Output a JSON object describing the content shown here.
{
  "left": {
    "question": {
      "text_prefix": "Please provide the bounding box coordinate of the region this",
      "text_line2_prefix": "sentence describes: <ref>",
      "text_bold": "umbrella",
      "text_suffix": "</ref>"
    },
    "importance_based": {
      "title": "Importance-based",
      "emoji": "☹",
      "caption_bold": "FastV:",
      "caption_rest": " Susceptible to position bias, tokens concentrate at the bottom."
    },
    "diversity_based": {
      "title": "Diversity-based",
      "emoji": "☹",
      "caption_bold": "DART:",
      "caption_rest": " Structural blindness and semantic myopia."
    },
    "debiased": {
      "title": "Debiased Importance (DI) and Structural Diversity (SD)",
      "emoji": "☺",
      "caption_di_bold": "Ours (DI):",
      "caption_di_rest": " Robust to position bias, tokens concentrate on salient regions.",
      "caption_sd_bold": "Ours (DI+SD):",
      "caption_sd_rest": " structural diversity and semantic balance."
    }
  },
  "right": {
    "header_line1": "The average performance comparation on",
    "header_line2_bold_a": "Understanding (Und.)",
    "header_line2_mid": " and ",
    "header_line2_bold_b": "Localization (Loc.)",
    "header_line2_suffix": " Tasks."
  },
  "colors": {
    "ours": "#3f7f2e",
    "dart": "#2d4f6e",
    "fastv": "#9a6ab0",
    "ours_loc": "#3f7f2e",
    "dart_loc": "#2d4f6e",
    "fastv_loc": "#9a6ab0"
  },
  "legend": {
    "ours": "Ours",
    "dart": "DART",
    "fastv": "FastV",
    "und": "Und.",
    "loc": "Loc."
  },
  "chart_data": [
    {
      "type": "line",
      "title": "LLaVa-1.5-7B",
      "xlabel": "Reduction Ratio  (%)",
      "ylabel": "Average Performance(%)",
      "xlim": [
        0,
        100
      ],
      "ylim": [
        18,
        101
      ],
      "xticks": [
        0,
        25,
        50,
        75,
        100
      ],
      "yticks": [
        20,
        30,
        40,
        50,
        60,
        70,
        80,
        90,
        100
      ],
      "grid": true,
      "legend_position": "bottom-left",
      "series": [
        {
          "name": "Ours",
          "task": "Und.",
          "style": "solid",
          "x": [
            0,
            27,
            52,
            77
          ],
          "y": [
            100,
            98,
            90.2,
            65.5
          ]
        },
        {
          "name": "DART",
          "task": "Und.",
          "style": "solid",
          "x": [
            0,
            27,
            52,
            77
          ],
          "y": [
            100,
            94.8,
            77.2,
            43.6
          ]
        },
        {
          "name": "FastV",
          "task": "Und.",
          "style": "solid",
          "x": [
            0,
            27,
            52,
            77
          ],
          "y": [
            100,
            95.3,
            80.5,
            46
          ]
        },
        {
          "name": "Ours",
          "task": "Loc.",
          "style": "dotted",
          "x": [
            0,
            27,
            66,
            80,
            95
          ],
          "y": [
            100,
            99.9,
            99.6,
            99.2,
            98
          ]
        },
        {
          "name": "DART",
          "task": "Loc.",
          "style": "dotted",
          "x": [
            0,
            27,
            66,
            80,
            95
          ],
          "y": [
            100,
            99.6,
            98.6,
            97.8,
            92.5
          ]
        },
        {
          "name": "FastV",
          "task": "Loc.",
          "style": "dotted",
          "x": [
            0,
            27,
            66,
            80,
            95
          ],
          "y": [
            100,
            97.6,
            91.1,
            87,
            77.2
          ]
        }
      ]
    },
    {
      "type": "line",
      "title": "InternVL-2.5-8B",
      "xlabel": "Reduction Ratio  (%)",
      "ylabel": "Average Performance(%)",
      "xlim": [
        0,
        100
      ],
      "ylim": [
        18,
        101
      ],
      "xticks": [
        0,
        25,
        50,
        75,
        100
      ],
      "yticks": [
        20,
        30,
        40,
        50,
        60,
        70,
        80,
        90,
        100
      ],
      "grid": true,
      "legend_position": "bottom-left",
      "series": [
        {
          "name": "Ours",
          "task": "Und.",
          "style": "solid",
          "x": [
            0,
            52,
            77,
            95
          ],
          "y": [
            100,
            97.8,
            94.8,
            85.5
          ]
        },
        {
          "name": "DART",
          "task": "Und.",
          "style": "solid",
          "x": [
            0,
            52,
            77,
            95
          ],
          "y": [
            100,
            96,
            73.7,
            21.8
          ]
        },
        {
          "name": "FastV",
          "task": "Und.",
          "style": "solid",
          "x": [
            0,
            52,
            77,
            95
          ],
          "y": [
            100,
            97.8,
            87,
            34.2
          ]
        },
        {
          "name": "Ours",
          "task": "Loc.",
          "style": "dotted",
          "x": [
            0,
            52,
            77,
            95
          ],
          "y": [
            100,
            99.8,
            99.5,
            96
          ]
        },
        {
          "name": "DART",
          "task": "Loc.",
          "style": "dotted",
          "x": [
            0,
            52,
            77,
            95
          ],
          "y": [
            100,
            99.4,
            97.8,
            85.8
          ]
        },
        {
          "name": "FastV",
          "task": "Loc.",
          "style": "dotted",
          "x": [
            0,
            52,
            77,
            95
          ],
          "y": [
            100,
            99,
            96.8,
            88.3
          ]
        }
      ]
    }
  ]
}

* * *

◆ WORK TO COMPLETE ◆
Output each record precisely as given.

◆ EXERCISE RESULT ◆
Output a JSON object describing the content shown here.
{
  "left": {
    "question": {
      "text_prefix": "Please provide the bounding box coordinate of the region this",
      "text_line2_prefix": "sentence describes: <ref>",
      "text_bold": "umbrella",
      "text_suffix": "</ref>"
    },
    "importance_based": {
      "title": "Importance-based",
      "emoji": "☹",
      "caption_bold": "FastV:",
      "caption_rest": " Susceptible to position bias, tokens concentrate at the bottom."
    },
    "diversity_based": {
      "title": "Diversity-based",
      "emoji": "☹",
      "caption_bold": "DART:",
      "caption_rest": " Structural blindness and semantic myopia."
    },
    "debiased": {
      "title": "Debiased Importance (DI) and Structural Diversity (SD)",
      "emoji": "☺",
      "caption_di_bold": "Ours (DI):",
      "caption_di_rest": " Robust to position bias, tokens concentrate on salient regions.",
      "caption_sd_bold": "Ours (DI+SD):",
      "caption_sd_rest": " structural diversity and semantic balance."
    }
  },
  "right": {
    "header_line1": "The average performance comparation on",
    "header_line2_bold_a": "Understanding (Und.)",
    "header_line2_mid": " and ",
    "header_line2_bold_b": "Localization (Loc.)",
    "header_line2_suffix": " Tasks."
  },
  "colors": {
    "ours": "#3f7f2e",
    "dart": "#2d4f6e",
    "fastv": "#9a6ab0",
    "ours_loc": "#3f7f2e",
    "dart_loc": "#2d4f6e",
    "fastv_loc": "#9a6ab0"
  },
  "legend": {
    "ours": "Ours",
    "dart": "DART",
    "fastv": "FastV",
    "und": "Und.",
    "loc": "Loc."
  },
  "chart_data": [
    {
      "type": "line",
      "title": "LLaVa-1.5-7B",
      "xlabel": "Reduction Ratio  (%)",
      "ylabel": "Average Performance(%)",
      "xlim": [
        0,
        100
      ],
      "ylim": [
        18,
        101
      ],
      "xticks": [
        0,
        25,
        50,
        75,
        100
      ],
      "yticks": [
        20,
        30,
        40,
        50,
        60,
        70,
        80,
        90,
        100
      ],
      "grid": true,
      "legend_position": "bottom-left",
      "series": [
        {
          "name": "Ours",
          "task": "Und.",
          "style": "solid",
          "x": [
            0,
            27,
            52,
            77
          ],
          "y": [
            100,
            98,
            90.2,
            65.5
          ]
        },
        {
          "name": "DART",
          "task": "Und.",
          "style": "solid",
          "x": [
            0,
            27,
            52,
            77
          ],
          "y": [
            100,
            94.8,
            77.2,
            43.6
          ]
        },
        {
          "name": "FastV",
          "task": "Und.",
          "style": "solid",
          "x": [
            0,
            27,
            52,
            77
          ],
          "y": [
            100,
            95.3,
            80.5,
            46
          ]
        },
        {
          "name": "Ours",
          "task": "Loc.",
          "style": "dotted",
          "x": [
            0,
            27,
            66,
            80,
            95
          ],
          "y": [
            100,
            99.9,
            99.6,
            99.2,
            98
          ]
        },
        {
          "name": "DART",
          "task": "Loc.",
          "style": "dotted",
          "x": [
            0,
            27,
            66,
            80,
            95
          ],
          "y": [
            100,
            99.6,
            98.6,
            97.8,
            92.5
          ]
        },
        {
          "name": "FastV",
          "task": "Loc.",
          "style": "dotted",
          "x": [
            0,
            27,
            66,
            80,
            95
          ],
          "y": [
            100,
            97.6,
            91.1,
            87,
            77.2
          ]
        }
      ]
    },
    {
      "type": "line",
      "title": "InternVL-2.5-8B",
      "xlabel": "Reduction Ratio  (%)",
      "ylabel": "Average Performance(%)",
      "xlim": [
        0,
        100
      ],
      "ylim": [
        18,
        101
      ],
      "xticks": [
        0,
        25,
        50,
        75,
        100
      ],
      "yticks": [
        20,
        30,
        40,
        50,
        60,
        70,
        80,
        90,
        100
      ],
      "grid": true,
      "legend_position": "bottom-left",
      "series": [
        {
          "name": "Ours",
          "task": "Und.",
          "style": "solid",
          "x": [
            0,
            52,
            77,
            95
          ],
          "y": [
            100,
            97.8,
            94.8,
            85.5
          ]
        },
        {
          "name": "DART",
          "task": "Und.",
          "style": "solid",
          "x": [
            0,
            52,
            77,
            95
          ],
          "y": [
            100,
            96,
            73.7,
            21.8
          ]
        },
        {
          "name": "FastV",
          "task": "Und.",
          "style": "solid",
          "x": [
            0,
            52,
            77,
            95
          ],
          "y": [
            100,
            97.8,
            87,
            34.2
          ]
        },
        {
          "name": "Ours",
          "task": "Loc.",
          "style": "dotted",
          "x": [
            0,
            52,
            77,
            95
          ],
          "y": [
            100,
            99.8,
            99.5,
            96
          ]
        },
        {
          "name": "DART",
          "task": "Loc.",
          "style": "dotted",
          "x": [
            0,
            52,
            77,
            95
          ],
          "y": [
            100,
            99.4,
            97.8,
            85.8
          ]
        },
        {
          "name": "FastV",
          "task": "Loc.",
          "style": "dotted",
          "x": [
            0,
            52,
            77,
            95
          ],
          "y": [
            100,
            99,
            96.8,
            88.3
          ]
        }
      ]
    }
  ]
}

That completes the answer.